═════ Extrait du texte
De lutte en lutte : Récit de la mobilisation contre la méga-scierie Florian par des habitant-es de la ZAD de Notre-Dame-des-Landes

Retour sur la mobilisation des 29 et 30 mai 2021 à Lannemezan (Hautes-Pyrénées)

Par des habitant.e.s de la zad de Notre-Dame-des-Landes

À Notre-Dame-des-Landes, nous préparions notre départ pour Lannemezan dans les Hautes-Pyrénées, en vue du week-end de mobilisation des 29 et 30 mai 2021 contre le projet de méga-scierie Florian, pendant que nombre de nos camarades rentraient d’un autre week-end de mobilisation tout aussi loin en Haute-Loire1 : une lutte comparable portée avec plein d’autres similaires sous la bannière commune des Soulèvements de la Terre.

Ici comme là-bas, autant de projets inutiles et destructeurs, mus par des logiques de profits de grands groupes industriels se substituant aux usages artisanaux, paysans, ou vivriers des habitant.es des territoires.
══════════
═════ Jeu de données
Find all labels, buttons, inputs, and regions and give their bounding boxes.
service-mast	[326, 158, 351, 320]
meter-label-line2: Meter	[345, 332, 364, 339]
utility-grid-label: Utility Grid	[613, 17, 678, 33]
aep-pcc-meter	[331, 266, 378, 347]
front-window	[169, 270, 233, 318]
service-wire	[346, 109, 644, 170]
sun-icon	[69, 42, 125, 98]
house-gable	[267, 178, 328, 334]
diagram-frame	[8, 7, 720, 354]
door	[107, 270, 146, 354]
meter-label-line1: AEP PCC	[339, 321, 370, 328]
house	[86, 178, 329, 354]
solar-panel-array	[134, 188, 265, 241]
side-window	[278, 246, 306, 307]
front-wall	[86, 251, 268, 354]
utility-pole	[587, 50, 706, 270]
══════════
• [Exercices]
1 – Relevez tous les noms de lieux géographiques qui figurent dans le récit.
2 – Restituez tout le passage du récit, depuis « Retour sur la » jusqu'à « habitant.es des territoires. ».
Les données ci-dessus proviennent d'une autre source que le récit.

• [Corrigés]
1 – Notre-Dame-des-Landes, Lannemezan, Hautes-Pyrénées, Haute-Loire

2 –
Retour sur la mobilisation des 29 et 30 mai 2021 à Lannemezan (Hautes-Pyrénées)

Par des habitant.e.s de la zad de Notre-Dame-des-Landes

À Notre-Dame-des-Landes, nous préparions notre départ pour Lannemezan dans les Hautes-Pyrénées, en vue du week-end de mobilisation des 29 et 30 mai 2021 contre le projet de méga-scierie Florian, pendant que nombre de nos camarades rentraient d’un autre week-end de mobilisation tout aussi loin en Haute-Loire1 : une lutte comparable portée avec plein d’autres similaires sous la bannière commune des Soulèvements de la Terre.

Ici comme là-bas, autant de projets inutiles et destructeurs, mus par des logiques de profits de grands groupes industriels se substituant aux usages artisanaux, paysans, ou vivriers des habitant.es des territoires.